Stored data

────────────────

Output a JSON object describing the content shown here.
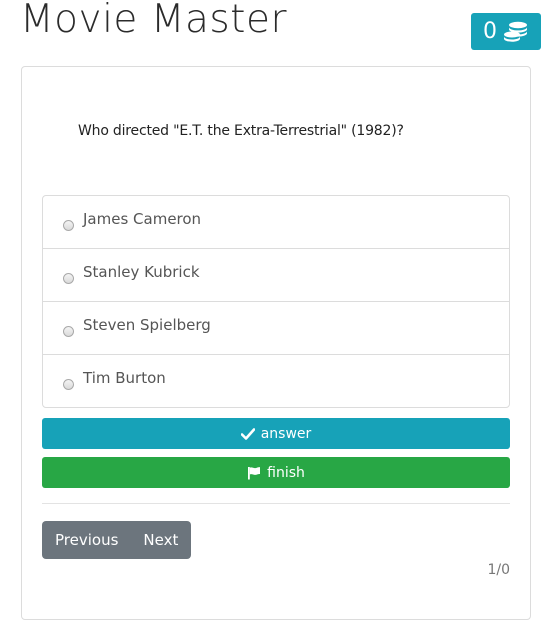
{
  "header": {
    "title": "Movie Master",
    "coins": "0",
    "coin_icon": "coins-icon",
    "accent_color": "#17a2b8"
  },
  "quiz": {
    "question": "Who directed \"E.T. the Extra-Terrestrial\" (1982)?",
    "options": [
      {
        "label": "James Cameron"
      },
      {
        "label": "Stanley Kubrick"
      },
      {
        "label": "Steven Spielberg"
      },
      {
        "label": "Tim Burton"
      }
    ],
    "answer_label": "answer",
    "answer_icon": "check-icon",
    "answer_color": "#17a2b8",
    "finish_label": "finish",
    "finish_icon": "flag-icon",
    "finish_color": "#28a745"
  },
  "pagination": {
    "previous_label": "Previous",
    "next_label": "Next",
    "progress": "1/0"
  }
}
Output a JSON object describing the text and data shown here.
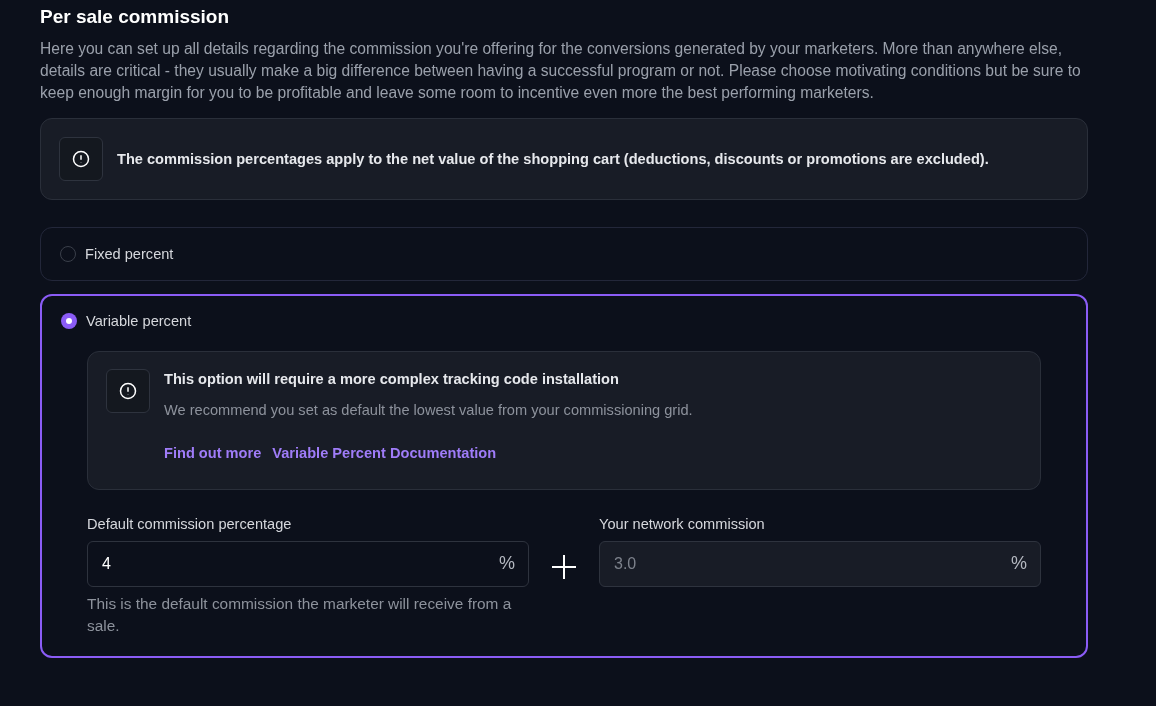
{
  "title": "Per sale commission",
  "description": "Here you can set up all details regarding the commission you're offering for the conversions generated by your marketers. More than anywhere else, details are critical - they usually make a big difference between having a successful program or not. Please choose motivating conditions but be sure to keep enough margin for you to be profitable and leave some room to incentive even more the best performing marketers.",
  "notice": "The commission percentages apply to the net value of the shopping cart (deductions, discounts or promotions are excluded).",
  "options": [
    {
      "label": "Fixed percent",
      "selected": false
    },
    {
      "label": "Variable percent",
      "selected": true,
      "details": {
        "alert": {
          "title": "This option will require a more complex tracking code installation",
          "text": "We recommend you set as default the lowest value from your commissioning grid.",
          "links": [
            "Find out more",
            "Variable Percent Documentation"
          ]
        },
        "fields": [
          {
            "label": "Default commission percentage",
            "value": "4",
            "unit": "%",
            "disabled": false,
            "help": "This is the default commission the marketer will receive from a sale."
          },
          {
            "label": "Your network commission",
            "value": "3.0",
            "unit": "%",
            "disabled": true
          }
        ]
      }
    }
  ]
}
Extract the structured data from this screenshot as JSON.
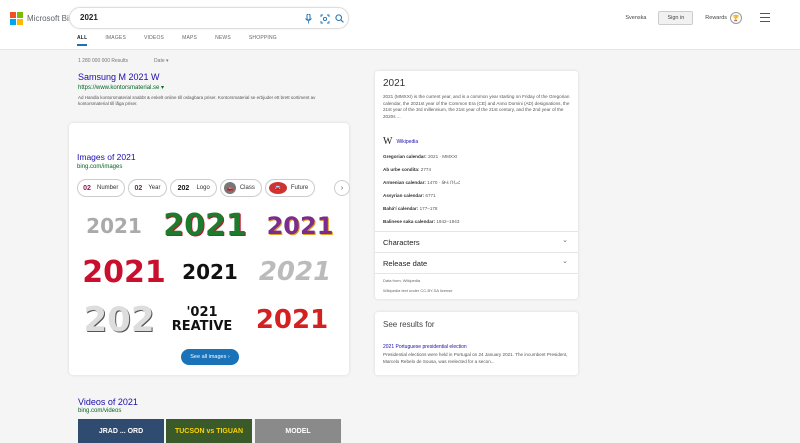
{
  "header": {
    "logo_text": "Microsoft Bing",
    "search_value": "2021",
    "tabs": [
      "ALL",
      "IMAGES",
      "VIDEOS",
      "MAPS",
      "NEWS",
      "SHOPPING"
    ],
    "language": "Svenska",
    "signin": "Sign in",
    "rewards": "Rewards"
  },
  "results": {
    "count": "1 280 000 000 Results",
    "date_filter": "Date",
    "ad": {
      "title": "Samsung M 2021 W",
      "url": "https://www.kontorsmaterial.se",
      "desc": "Ad Handla kontorsmaterial snabbt & enkelt online till oslagbara priser. Kontorsmaterial se erbjuder ett brett sortiment av kontorsmaterial till låga priser."
    },
    "images": {
      "title": "Images of 2021",
      "url": "bing.com/images",
      "chips": [
        {
          "label": "Number",
          "thumb": "02"
        },
        {
          "label": "Year",
          "thumb": "02"
        },
        {
          "label": "Logo",
          "thumb": "202"
        },
        {
          "label": "Class",
          "thumb": "🚗"
        },
        {
          "label": "Future",
          "thumb": "🚘"
        }
      ],
      "tiles": [
        "2021",
        "2021",
        "2021",
        "2021",
        "2021",
        "2021",
        "202",
        "'021 REATIVE",
        "2021"
      ],
      "see_all": "See all images"
    },
    "videos": {
      "title": "Videos of 2021",
      "url": "bing.com/videos",
      "tiles": [
        "JRAD ... ORD",
        "TUCSON vs TIGUAN",
        "MODEL"
      ]
    }
  },
  "knowledge_panel": {
    "title": "2021",
    "description": "2021 (MMXXI) is the current year, and is a common year starting on Friday of the Gregorian calendar, the 2021st year of the Common Era (CE) and Anno Domini (AD) designations, the 21st year of the 3rd millennium, the 21st year of the 21st century, and the 2nd year of the 2020s ...",
    "wiki_label": "Wikipedia",
    "facts": [
      {
        "label": "Gregorian calendar:",
        "value": "2021 · MMXXI"
      },
      {
        "label": "Ab urbe condita:",
        "value": "2774"
      },
      {
        "label": "Armenian calendar:",
        "value": "1470 · ԹՎ ՌՆՀ"
      },
      {
        "label": "Assyrian calendar:",
        "value": "6771"
      },
      {
        "label": "Bahá'í calendar:",
        "value": "177–178"
      },
      {
        "label": "Balinese saka calendar:",
        "value": "1942–1943"
      }
    ],
    "sections": [
      "Characters",
      "Release date"
    ],
    "data_from": "Data from: Wikipedia",
    "license": "Wikipedia text under CC-BY-SA license"
  },
  "see_results": {
    "title": "See results for",
    "link": "2021 Portuguese presidential election",
    "desc": "Presidential elections were held in Portugal on 24 January 2021. The incumbent President, Marcelo Rebelo de Sousa, was reelected for a secon..."
  }
}
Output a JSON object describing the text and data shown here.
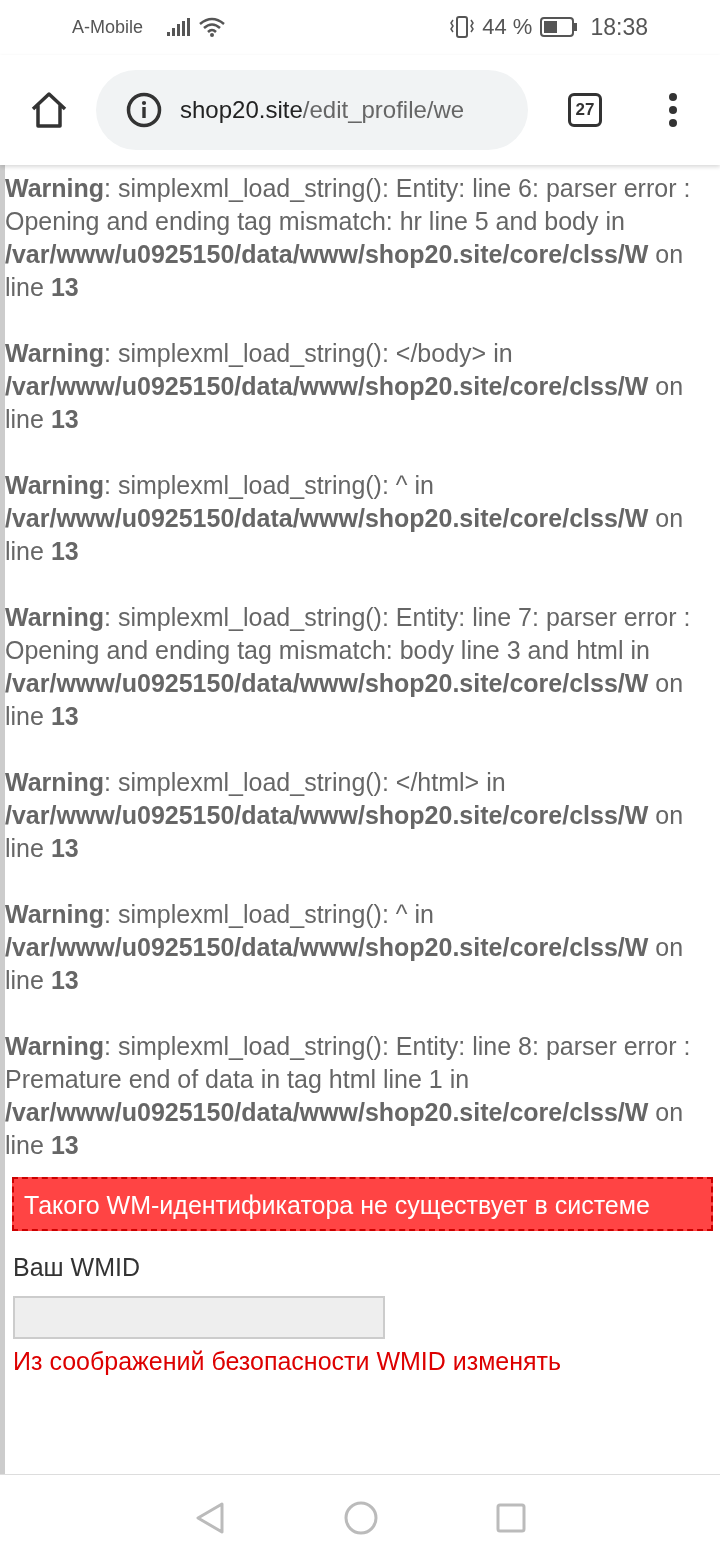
{
  "status_bar": {
    "carrier": "A-Mobile",
    "battery": "44 %",
    "time": "18:38"
  },
  "browser": {
    "url_host": "shop20.site",
    "url_path": "/edit_profile/we",
    "tab_count": "27"
  },
  "warnings": [
    {
      "text": "**Warning**: simplexml_load_string(): Entity: line 6: parser error : Opening and ending tag mismatch: hr line 5 and body in **/var/www/u0925150/data/www/shop20.site/core/clss/W** on line **13**"
    },
    {
      "text": "**Warning**: simplexml_load_string(): </body> in **/var/www/u0925150/data/www/shop20.site/core/clss/W** on line **13**"
    },
    {
      "text": "**Warning**: simplexml_load_string(): ^ in **/var/www/u0925150/data/www/shop20.site/core/clss/W** on line **13**"
    },
    {
      "text": "**Warning**: simplexml_load_string(): Entity: line 7: parser error : Opening and ending tag mismatch: body line 3 and html in **/var/www/u0925150/data/www/shop20.site/core/clss/W** on line **13**"
    },
    {
      "text": "**Warning**: simplexml_load_string(): </html> in **/var/www/u0925150/data/www/shop20.site/core/clss/W** on line **13**"
    },
    {
      "text": "**Warning**: simplexml_load_string(): ^ in **/var/www/u0925150/data/www/shop20.site/core/clss/W** on line **13**"
    },
    {
      "text": "**Warning**: simplexml_load_string(): Entity: line 8: parser error : Premature end of data in tag html line 1 in **/var/www/u0925150/data/www/shop20.site/core/clss/W** on line **13**"
    }
  ],
  "error_message": "Такого WM-идентификатора не существует в системе",
  "form": {
    "label": "Ваш WMID",
    "note": "Из соображений безопасности WMID изменять"
  }
}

────────────────

Out of the material above, gather each line where "calendar" appears.

    "description": "2021 (MMXXI) is the current year, and is a common year starting on Friday of the Gregorian calendar, the 2021st year of the Common Era (CE) and Anno Domini (AD) designations, the 21st year of the 3rd millennium, the 21st year of the 21st century, and the 2nd year of the 2020s ...",
        "label": "Gregorian calendar:",
        "label": "Armenian calendar:",
        "label": "Assyrian calendar:",
        "label": "Bahá'í calendar:",
        "label": "Balinese saka calendar:",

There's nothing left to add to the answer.